Your goal.
Without the images, write out all of the following entries exactly.

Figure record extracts
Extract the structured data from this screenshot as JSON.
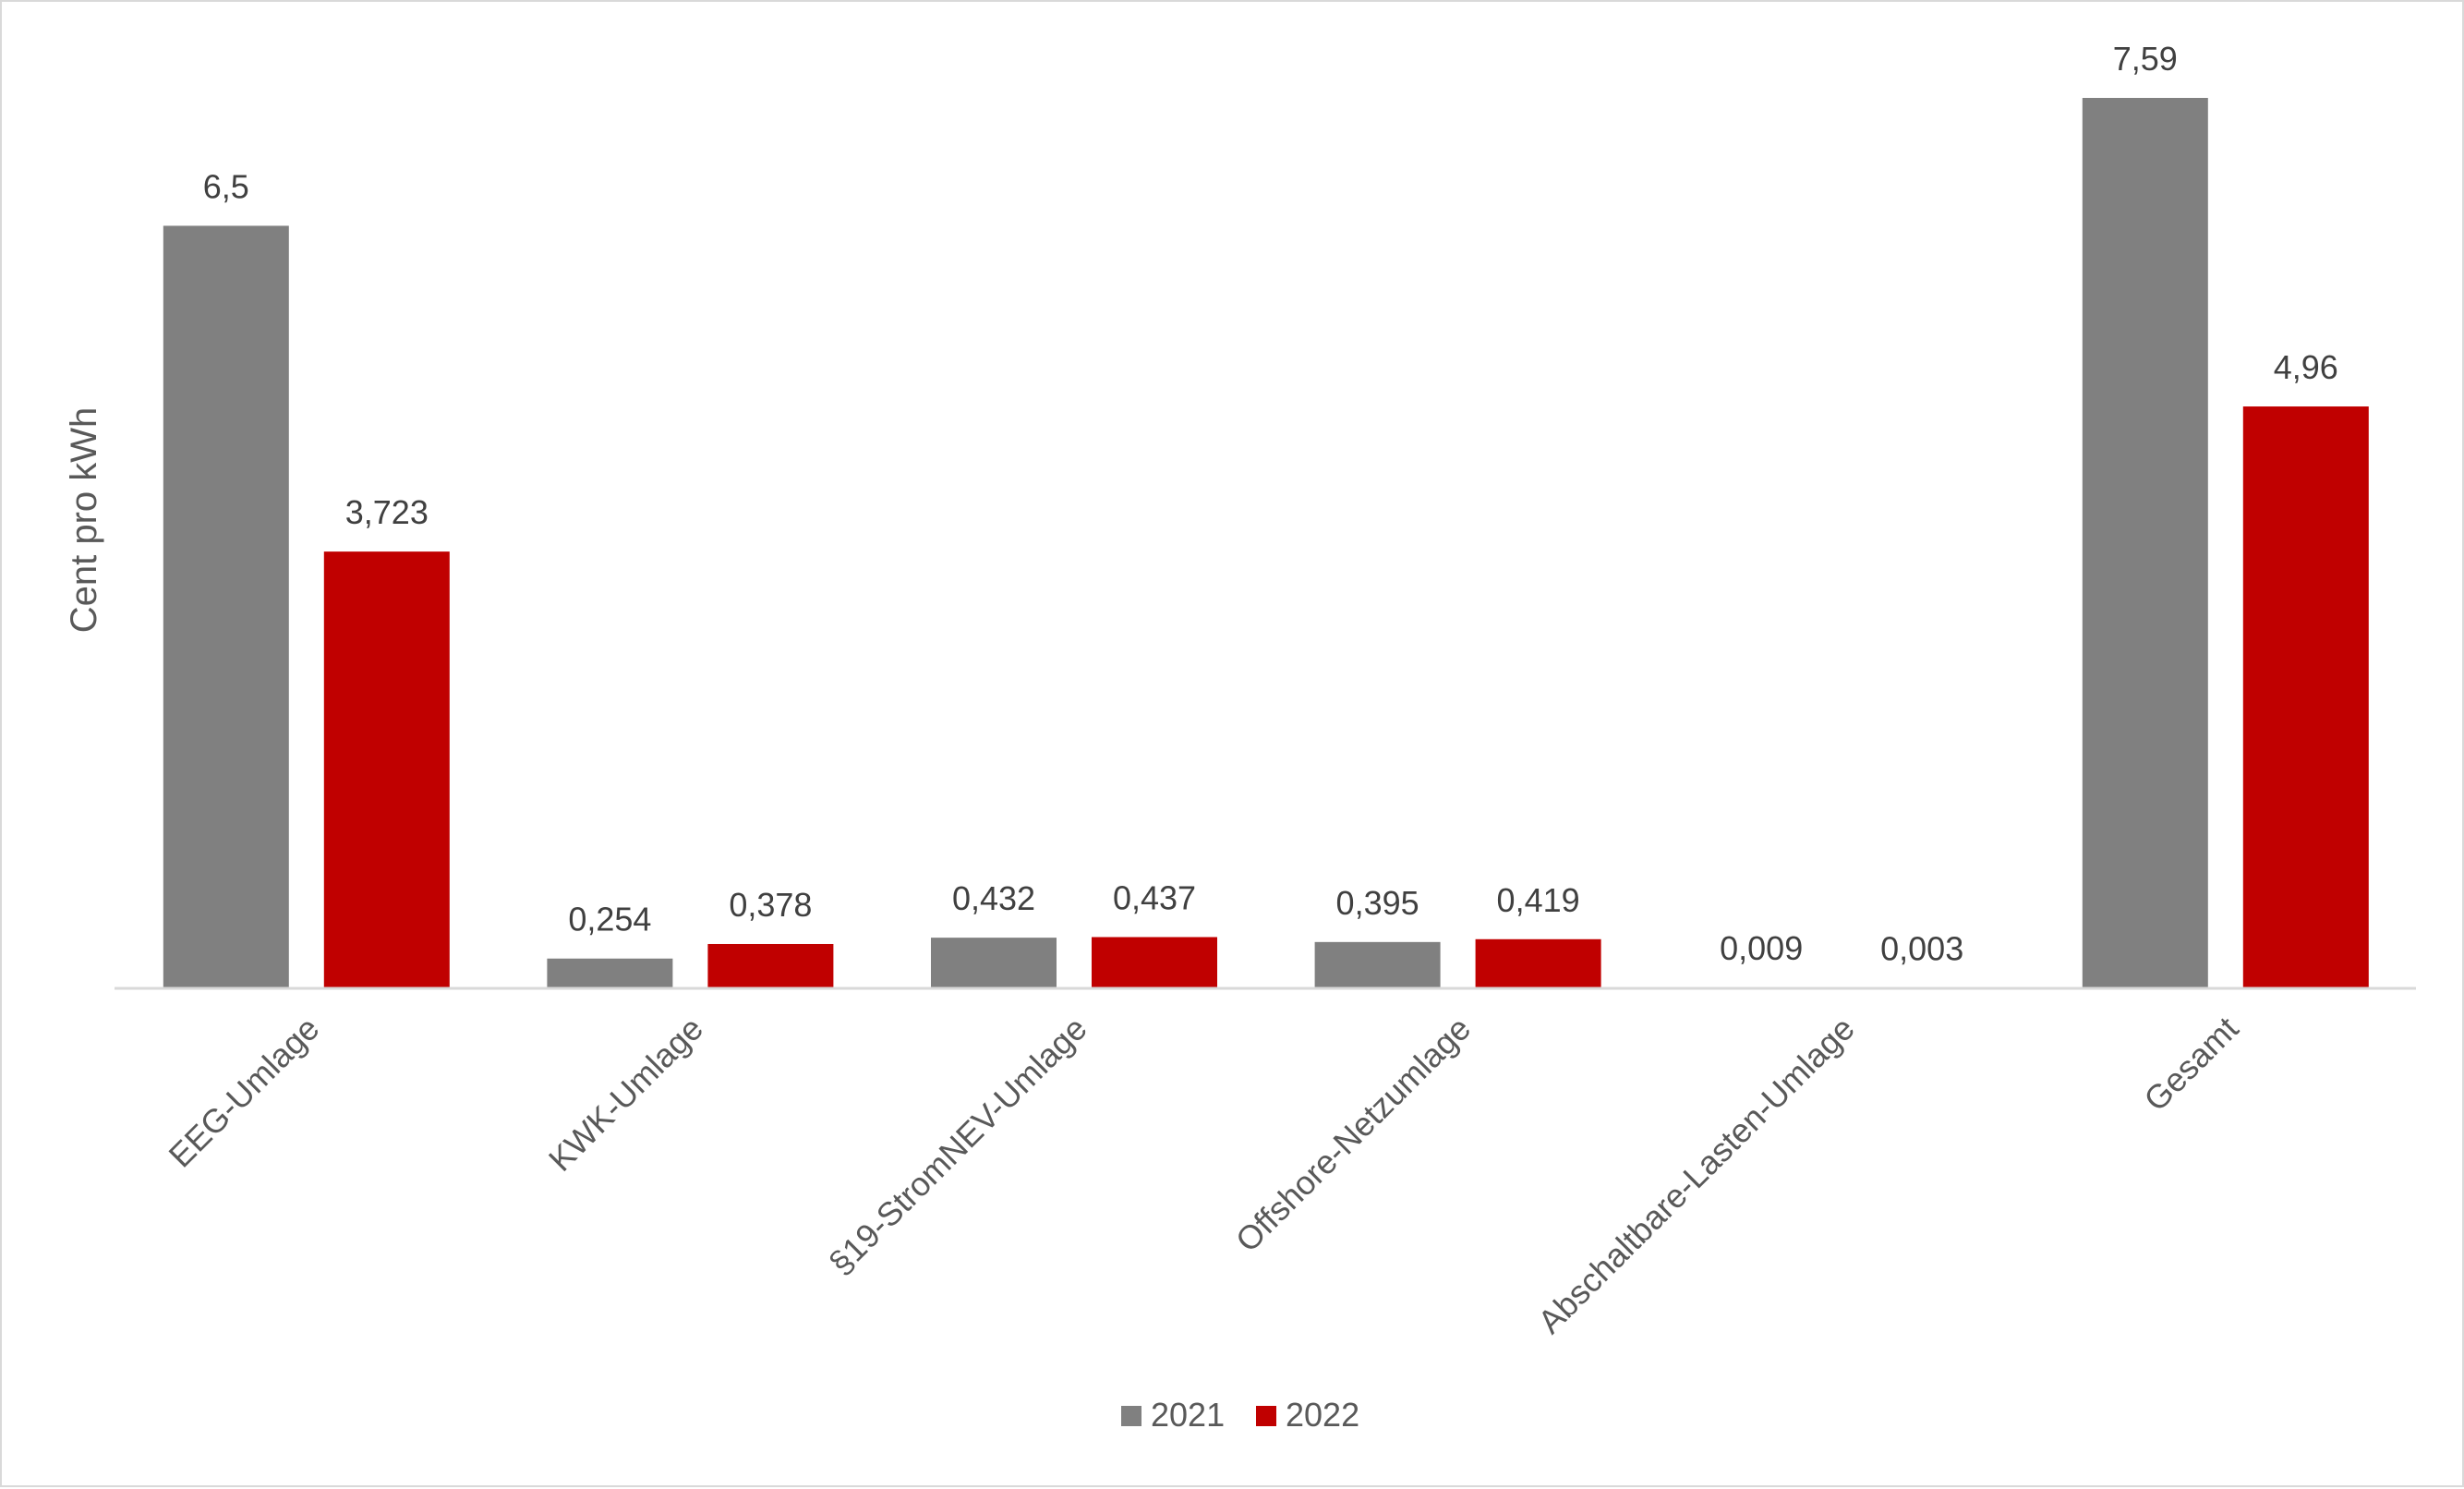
{
  "chart_data": {
    "type": "bar",
    "title": "",
    "xlabel": "",
    "ylabel": "Cent pro kWh",
    "categories": [
      "EEG-Umlage",
      "KWK-Umlage",
      "§19-StromNEV-Umlage",
      "Offshore-Netzumlage",
      "Abschaltbare-Lasten-Umlage",
      "Gesamt"
    ],
    "series": [
      {
        "name": "2021",
        "color": "#808080",
        "values": [
          6.5,
          0.254,
          0.432,
          0.395,
          0.009,
          7.59
        ],
        "labels": [
          "6,5",
          "0,254",
          "0,432",
          "0,395",
          "0,009",
          "7,59"
        ]
      },
      {
        "name": "2022",
        "color": "#c00000",
        "values": [
          3.723,
          0.378,
          0.437,
          0.419,
          0.003,
          4.96
        ],
        "labels": [
          "3,723",
          "0,378",
          "0,437",
          "0,419",
          "0,003",
          "4,96"
        ]
      }
    ],
    "ylim": [
      0,
      7.59
    ],
    "grid": false,
    "legend_position": "bottom-center",
    "axis_color": "#d9d9d9"
  }
}
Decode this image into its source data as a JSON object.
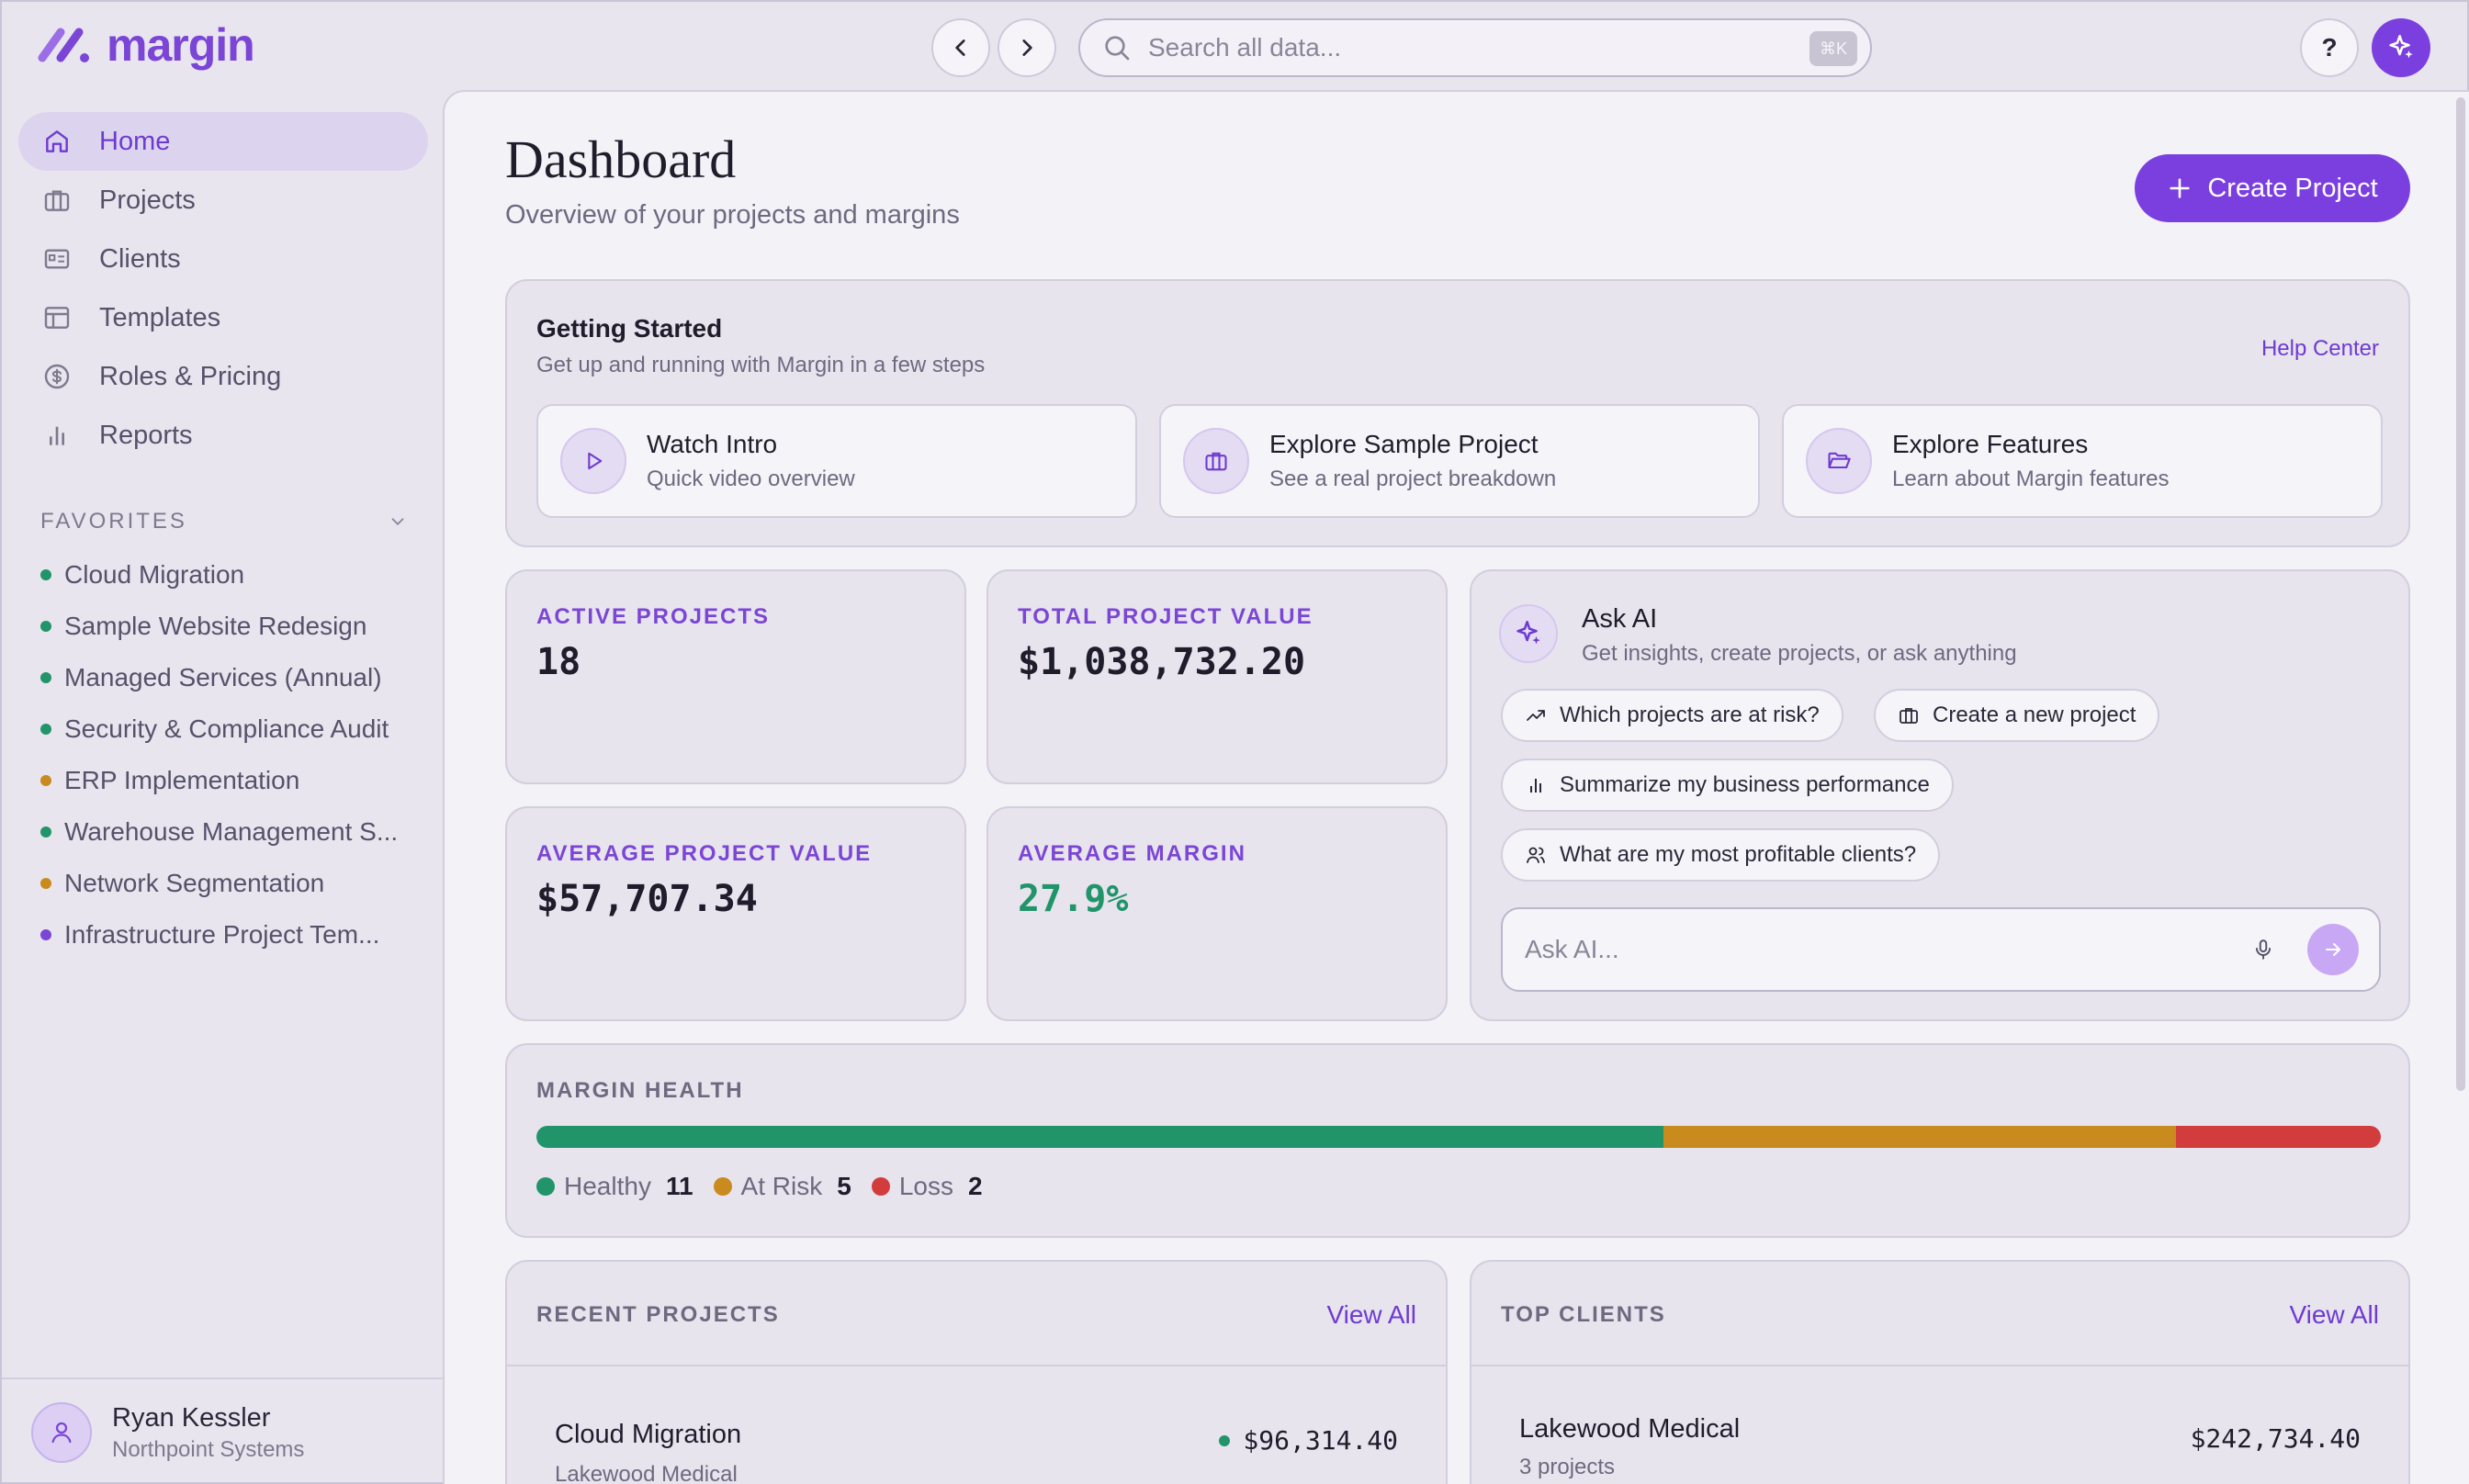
{
  "app": {
    "name": "margin",
    "search_placeholder": "Search all data...",
    "search_shortcut": "⌘K",
    "help_label": "?"
  },
  "sidebar": {
    "items": [
      {
        "label": "Home",
        "icon": "home-icon",
        "active": true
      },
      {
        "label": "Projects",
        "icon": "briefcase-icon"
      },
      {
        "label": "Clients",
        "icon": "contact-card-icon"
      },
      {
        "label": "Templates",
        "icon": "layout-icon"
      },
      {
        "label": "Roles & Pricing",
        "icon": "dollar-circle-icon"
      },
      {
        "label": "Reports",
        "icon": "bar-chart-icon"
      }
    ],
    "favorites_label": "FAVORITES",
    "favorites": [
      {
        "label": "Cloud Migration",
        "color": "#22946a"
      },
      {
        "label": "Sample Website Redesign",
        "color": "#22946a"
      },
      {
        "label": "Managed Services (Annual)",
        "color": "#22946a"
      },
      {
        "label": "Security & Compliance Audit",
        "color": "#22946a"
      },
      {
        "label": "ERP Implementation",
        "color": "#c98a1e"
      },
      {
        "label": "Warehouse Management S...",
        "color": "#22946a"
      },
      {
        "label": "Network Segmentation",
        "color": "#c98a1e"
      },
      {
        "label": "Infrastructure Project Tem...",
        "color": "#7b45d6"
      }
    ],
    "user": {
      "name": "Ryan Kessler",
      "org": "Northpoint Systems"
    }
  },
  "header": {
    "title": "Dashboard",
    "subtitle": "Overview of your projects and margins",
    "create_label": "Create Project"
  },
  "getting_started": {
    "title": "Getting Started",
    "subtitle": "Get up and running with Margin in a few steps",
    "help_link": "Help Center",
    "tiles": [
      {
        "title": "Watch Intro",
        "subtitle": "Quick video overview",
        "icon": "play-icon"
      },
      {
        "title": "Explore Sample Project",
        "subtitle": "See a real project breakdown",
        "icon": "briefcase-icon"
      },
      {
        "title": "Explore Features",
        "subtitle": "Learn about Margin features",
        "icon": "folder-open-icon"
      }
    ]
  },
  "stats": [
    {
      "label": "ACTIVE PROJECTS",
      "value": "18"
    },
    {
      "label": "TOTAL PROJECT VALUE",
      "value": "$1,038,732.20"
    },
    {
      "label": "AVERAGE PROJECT VALUE",
      "value": "$57,707.34"
    },
    {
      "label": "AVERAGE MARGIN",
      "value": "27.9%"
    }
  ],
  "ask_ai": {
    "title": "Ask AI",
    "subtitle": "Get insights, create projects, or ask anything",
    "suggestions": [
      {
        "label": "Which projects are at risk?",
        "icon": "trend-up-icon"
      },
      {
        "label": "Create a new project",
        "icon": "briefcase-icon"
      },
      {
        "label": "Summarize my business performance",
        "icon": "bar-chart-icon"
      },
      {
        "label": "What are my most profitable clients?",
        "icon": "users-icon"
      }
    ],
    "input_placeholder": "Ask AI..."
  },
  "margin_health": {
    "label": "MARGIN HEALTH",
    "segments": [
      {
        "name": "Healthy",
        "count": 11,
        "color": "#22946a"
      },
      {
        "name": "At Risk",
        "count": 5,
        "color": "#c98a1e"
      },
      {
        "name": "Loss",
        "count": 2,
        "color": "#d23c3c"
      }
    ]
  },
  "recent_projects": {
    "label": "RECENT PROJECTS",
    "view_all": "View All",
    "rows": [
      {
        "name": "Cloud Migration",
        "client": "Lakewood Medical",
        "value": "$96,314.40",
        "status_color": "#22946a"
      }
    ]
  },
  "top_clients": {
    "label": "TOP CLIENTS",
    "view_all": "View All",
    "rows": [
      {
        "name": "Lakewood Medical",
        "projects": "3 projects",
        "value": "$242,734.40"
      }
    ]
  }
}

Solution to this exercise.
Extract the structured data from this screenshot as JSON.
{
  "chart_data": {
    "type": "bar",
    "title": "",
    "xlabel": "",
    "ylabel": "Cent pro kWh",
    "categories": [
      "EEG-Umlage",
      "KWK-Umlage",
      "§19-StromNEV-Umlage",
      "Offshore-Netzumlage",
      "Abschaltbare-Lasten-Umlage",
      "Gesamt"
    ],
    "series": [
      {
        "name": "2021",
        "color": "#808080",
        "values": [
          6.5,
          0.254,
          0.432,
          0.395,
          0.009,
          7.59
        ],
        "labels": [
          "6,5",
          "0,254",
          "0,432",
          "0,395",
          "0,009",
          "7,59"
        ]
      },
      {
        "name": "2022",
        "color": "#c00000",
        "values": [
          3.723,
          0.378,
          0.437,
          0.419,
          0.003,
          4.96
        ],
        "labels": [
          "3,723",
          "0,378",
          "0,437",
          "0,419",
          "0,003",
          "4,96"
        ]
      }
    ],
    "ylim": [
      0,
      7.59
    ],
    "grid": false,
    "legend_position": "bottom-center",
    "axis_color": "#d9d9d9"
  }
}
Decode this image into its source data as a JSON object.
{
  "app": {
    "name": "margin",
    "search_placeholder": "Search all data...",
    "search_shortcut": "⌘K",
    "help_label": "?"
  },
  "sidebar": {
    "items": [
      {
        "label": "Home",
        "icon": "home-icon",
        "active": true
      },
      {
        "label": "Projects",
        "icon": "briefcase-icon"
      },
      {
        "label": "Clients",
        "icon": "contact-card-icon"
      },
      {
        "label": "Templates",
        "icon": "layout-icon"
      },
      {
        "label": "Roles & Pricing",
        "icon": "dollar-circle-icon"
      },
      {
        "label": "Reports",
        "icon": "bar-chart-icon"
      }
    ],
    "favorites_label": "FAVORITES",
    "favorites": [
      {
        "label": "Cloud Migration",
        "color": "#22946a"
      },
      {
        "label": "Sample Website Redesign",
        "color": "#22946a"
      },
      {
        "label": "Managed Services (Annual)",
        "color": "#22946a"
      },
      {
        "label": "Security & Compliance Audit",
        "color": "#22946a"
      },
      {
        "label": "ERP Implementation",
        "color": "#c98a1e"
      },
      {
        "label": "Warehouse Management S...",
        "color": "#22946a"
      },
      {
        "label": "Network Segmentation",
        "color": "#c98a1e"
      },
      {
        "label": "Infrastructure Project Tem...",
        "color": "#7b45d6"
      }
    ],
    "user": {
      "name": "Ryan Kessler",
      "org": "Northpoint Systems"
    }
  },
  "header": {
    "title": "Dashboard",
    "subtitle": "Overview of your projects and margins",
    "create_label": "Create Project"
  },
  "getting_started": {
    "title": "Getting Started",
    "subtitle": "Get up and running with Margin in a few steps",
    "help_link": "Help Center",
    "tiles": [
      {
        "title": "Watch Intro",
        "subtitle": "Quick video overview",
        "icon": "play-icon"
      },
      {
        "title": "Explore Sample Project",
        "subtitle": "See a real project breakdown",
        "icon": "briefcase-icon"
      },
      {
        "title": "Explore Features",
        "subtitle": "Learn about Margin features",
        "icon": "folder-open-icon"
      }
    ]
  },
  "stats": [
    {
      "label": "ACTIVE PROJECTS",
      "value": "18"
    },
    {
      "label": "TOTAL PROJECT VALUE",
      "value": "$1,038,732.20"
    },
    {
      "label": "AVERAGE PROJECT VALUE",
      "value": "$57,707.34"
    },
    {
      "label": "AVERAGE MARGIN",
      "value": "27.9%"
    }
  ],
  "ask_ai": {
    "title": "Ask AI",
    "subtitle": "Get insights, create projects, or ask anything",
    "suggestions": [
      {
        "label": "Which projects are at risk?",
        "icon": "trend-up-icon"
      },
      {
        "label": "Create a new project",
        "icon": "briefcase-icon"
      },
      {
        "label": "Summarize my business performance",
        "icon": "bar-chart-icon"
      },
      {
        "label": "What are my most profitable clients?",
        "icon": "users-icon"
      }
    ],
    "input_placeholder": "Ask AI..."
  },
  "margin_health": {
    "label": "MARGIN HEALTH",
    "segments": [
      {
        "name": "Healthy",
        "count": 11,
        "color": "#22946a"
      },
      {
        "name": "At Risk",
        "count": 5,
        "color": "#c98a1e"
      },
      {
        "name": "Loss",
        "count": 2,
        "color": "#d23c3c"
      }
    ]
  },
  "recent_projects": {
    "label": "RECENT PROJECTS",
    "view_all": "View All",
    "rows": [
      {
        "name": "Cloud Migration",
        "client": "Lakewood Medical",
        "value": "$96,314.40",
        "status_color": "#22946a"
      }
    ]
  },
  "top_clients": {
    "label": "TOP CLIENTS",
    "view_all": "View All",
    "rows": [
      {
        "name": "Lakewood Medical",
        "projects": "3 projects",
        "value": "$242,734.40"
      }
    ]
  }
}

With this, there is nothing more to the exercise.